## START RECORDS SUPPLIED

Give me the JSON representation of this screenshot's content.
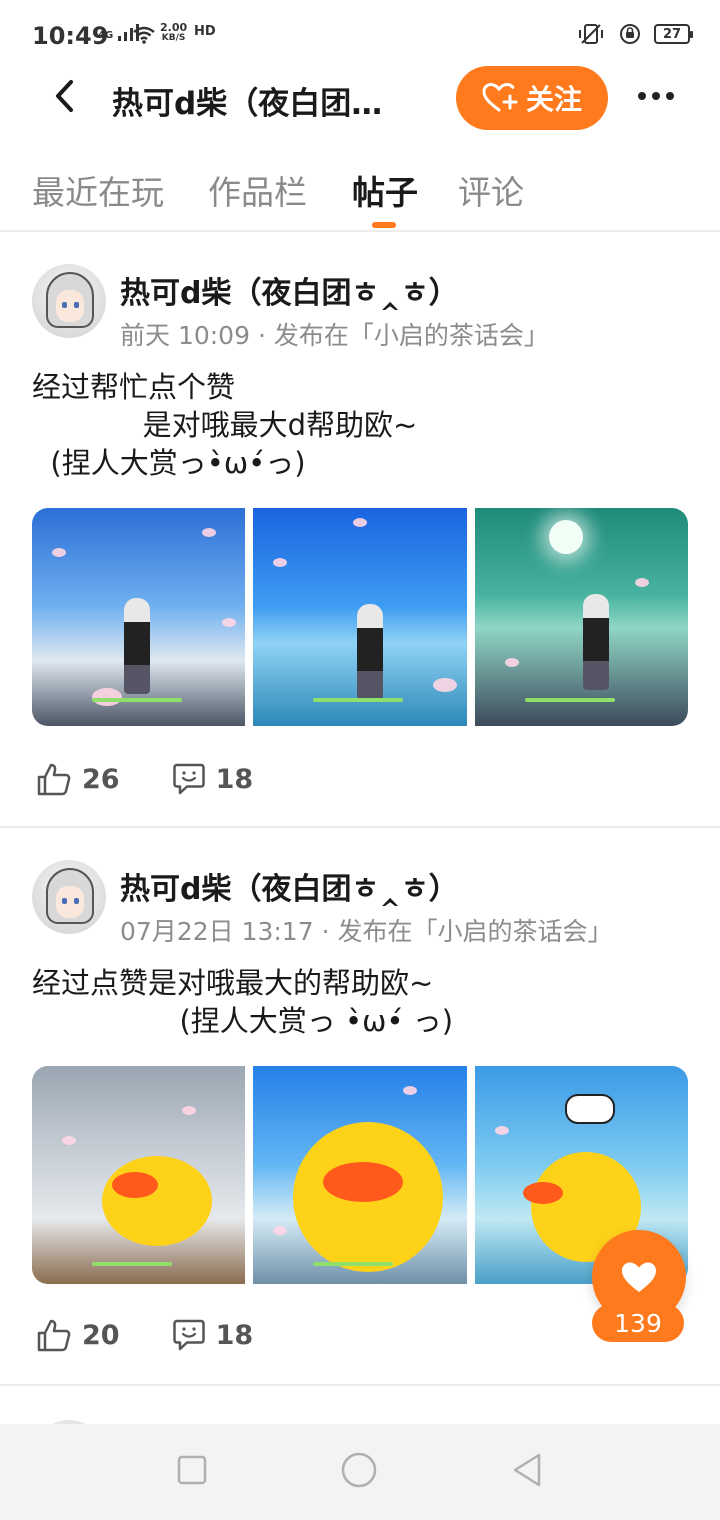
{
  "status_bar": {
    "time": "10:49",
    "network": "4G",
    "speed_value": "2.00",
    "speed_unit": "KB/S",
    "hd": "HD",
    "battery": "27"
  },
  "header": {
    "title": "热可d柴（夜白团…",
    "follow_label": "关注"
  },
  "tabs": [
    {
      "label": "最近在玩",
      "active": false
    },
    {
      "label": "作品栏",
      "active": false
    },
    {
      "label": "帖子",
      "active": true
    },
    {
      "label": "评论",
      "active": false
    }
  ],
  "posts": [
    {
      "author": "热可d柴（夜白团ㅎ‸ㅎ）",
      "meta": "前天 10:09 · 发布在「小启的茶话会」",
      "content": "经过帮忙点个赞\n            是对哦最大d帮助欧~\n  (捏人大赏っ•̀ω•́っ)",
      "likes": "26",
      "comments": "18"
    },
    {
      "author": "热可d柴（夜白团ㅎ‸ㅎ）",
      "meta": "07月22日 13:17 · 发布在「小启的茶话会」",
      "content": "经过点赞是对哦最大的帮助欧~\n                (捏人大赏っ •̀ω•́ っ)",
      "likes": "20",
      "comments": "18"
    }
  ],
  "floating_like": {
    "count": "139"
  },
  "colors": {
    "accent": "#ff7a1c",
    "text_primary": "#1a1a1a",
    "text_secondary": "#8c8c8c",
    "divider": "#ececec"
  },
  "icons": {
    "back": "chevron-left-icon",
    "follow": "heart-plus-icon",
    "more": "more-dots-icon",
    "like": "thumbs-up-icon",
    "comment": "comment-smile-icon",
    "float_like": "heart-icon"
  }
}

## END RECORDS SUPPLIED

*TASK:* For each line above that contains the word "小启的茶话会", copy that line.

*RESULT FOR THIS EXERCISE:*
      "meta": "前天 10:09 · 发布在「小启的茶话会」",
      "meta": "07月22日 13:17 · 发布在「小启的茶话会」",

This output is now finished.